BEGIN EXERCISE DATA
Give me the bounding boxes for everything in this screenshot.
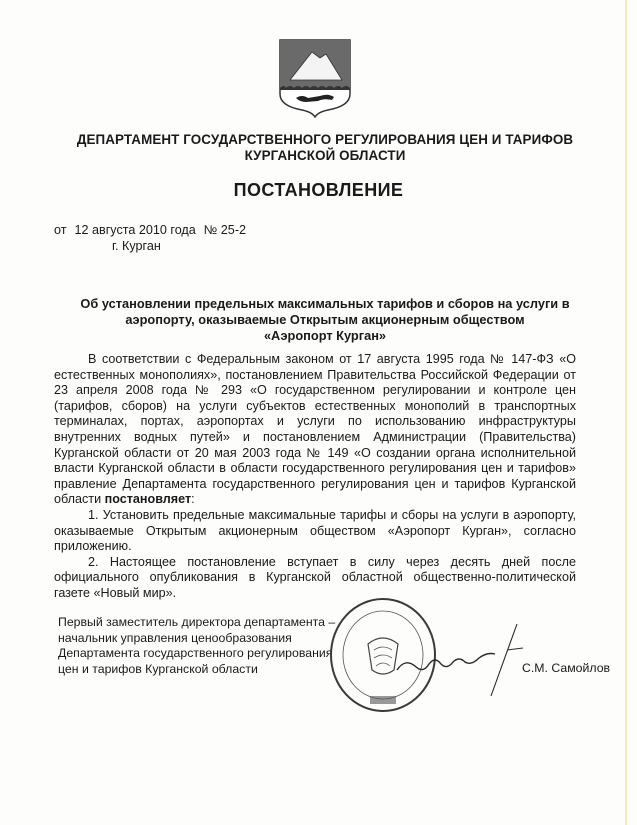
document-body: В соответствии с Федеральным законом от … <box>54 352 576 602</box>
subject-line-3: «Аэропорт Курган» <box>60 328 590 344</box>
resolves-word: постановляет <box>105 492 192 506</box>
document-type-title: ПОСТАНОВЛЕНИЕ <box>0 180 637 201</box>
department-line-2: КУРГАНСКОЙ ОБЛАСТИ <box>60 148 590 164</box>
clause-1: 1. Установить предельные максимальные та… <box>54 508 576 555</box>
signatory-line-3: Департамента государственного регулирова… <box>58 646 335 662</box>
signatory-line-1: Первый заместитель директора департамент… <box>58 615 335 631</box>
signature-icon <box>395 618 525 698</box>
document-city: г. Курган <box>112 239 161 253</box>
preamble-text: В соответствии с Федеральным законом от … <box>54 352 576 506</box>
signatory-line-2: начальник управления ценообразования <box>58 631 335 647</box>
signatory-line-4: цен и тарифов Курганской области <box>58 662 335 678</box>
date-prefix: от <box>54 223 67 237</box>
clause-2: 2. Настоящее постановление вступает в си… <box>54 555 576 602</box>
resolves-colon: : <box>191 492 195 506</box>
subject-line-2: аэропорту, оказываемые Открытым акционер… <box>60 312 590 328</box>
document-number: № 25-2 <box>204 223 246 237</box>
signatory-title: Первый заместитель директора департамент… <box>58 615 335 677</box>
document-subject: Об установлении предельных максимальных … <box>60 296 590 344</box>
preamble-paragraph: В соответствии с Федеральным законом от … <box>54 352 576 508</box>
coat-of-arms-icon <box>276 38 354 118</box>
date-number-line: от12 августа 2010 года№ 25-2 <box>54 223 254 237</box>
signatory-name: С.М. Самойлов <box>522 661 610 675</box>
document-date: 12 августа 2010 года <box>75 223 196 237</box>
subject-line-1: Об установлении предельных максимальных … <box>60 296 590 312</box>
department-header: ДЕПАРТАМЕНТ ГОСУДАРСТВЕННОГО РЕГУЛИРОВАН… <box>60 132 590 164</box>
department-line-1: ДЕПАРТАМЕНТ ГОСУДАРСТВЕННОГО РЕГУЛИРОВАН… <box>60 132 590 148</box>
document-page: ДЕПАРТАМЕНТ ГОСУДАРСТВЕННОГО РЕГУЛИРОВАН… <box>0 0 637 825</box>
scan-edge-strip <box>625 0 627 825</box>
END EXERCISE DATA
**WRITTEN PROBLEM:** Express the lines above as a JSON list of strings, one string per line, leaving out any blank lines and the pictures.

**RESPONSE TO THE EXERCISE:**
[
  "Give me the bounding boxes for everything in this screenshot.",
  "document-body: В соответствии с Федеральным законом от … <box>54 352 576 602</box>",
  "subject-line-3: «Аэропорт Курган» <box>60 328 590 344</box>",
  "resolves-word: постановляет <box>105 492 192 506</box>",
  "document-type-title: ПОСТАНОВЛЕНИЕ <box>0 180 637 201</box>",
  "department-line-2: КУРГАНСКОЙ ОБЛАСТИ <box>60 148 590 164</box>",
  "clause-1: 1. Установить предельные максимальные та… <box>54 508 576 555</box>",
  "signatory-line-3: Департамента государственного регулирова… <box>58 646 335 662</box>",
  "signatory-line-1: Первый заместитель директора департамент… <box>58 615 335 631</box>",
  "signature-icon <box>395 618 525 698</box>",
  "document-city: г. Курган <box>112 239 161 253</box>",
  "preamble-text: В соответствии с Федеральным законом от … <box>54 352 576 506</box>",
  "signatory-line-2: начальник управления ценообразования <box>58 631 335 647</box>",
  "signatory-line-4: цен и тарифов Курганской области <box>58 662 335 678</box>",
  "date-prefix: от <box>54 223 67 237</box>",
  "clause-2: 2. Настоящее постановление вступает в си… <box>54 555 576 602</box>",
  "resolves-colon: : <box>191 492 195 506</box>",
  "subject-line-2: аэропорту, оказываемые Открытым акционер… <box>60 312 590 328</box>",
  "document-number: № 25-2 <box>204 223 246 237</box>",
  "signatory-title: Первый заместитель директора департамент… <box>58 615 335 677</box>",
  "document-subject: Об установлении предельных максимальных … <box>60 296 590 344</box>",
  "preamble-paragraph: В соответствии с Федеральным законом от … <box>54 352 576 508</box>",
  "coat-of-arms-icon <box>276 38 354 118</box>",
  "date-number-line: от12 августа 2010 года№ 25-2 <box>54 223 254 237</box>",
  "signatory-name: С.М. Самойлов <box>522 661 610 675</box>",
  "document-date: 12 августа 2010 года <box>75 223 196 237</box>",
  "subject-line-1: Об установлении предельных максимальных … <box>60 296 590 312</box>",
  "department-header: ДЕПАРТАМЕНТ ГОСУДАРСТВЕННОГО РЕГУЛИРОВАН… <box>60 132 590 164</box>",
  "department-line-1: ДЕПАРТАМЕНТ ГОСУДАРСТВЕННОГО РЕГУЛИРОВАН… <box>60 132 590 148</box>",
  "document-page: ДЕПАРТАМЕНТ ГОСУДАРСТВЕННОГО РЕГУЛИРОВАН… <box>0 0 637 825</box>",
  "scan-edge-strip <box>625 0 627 825</box>"
]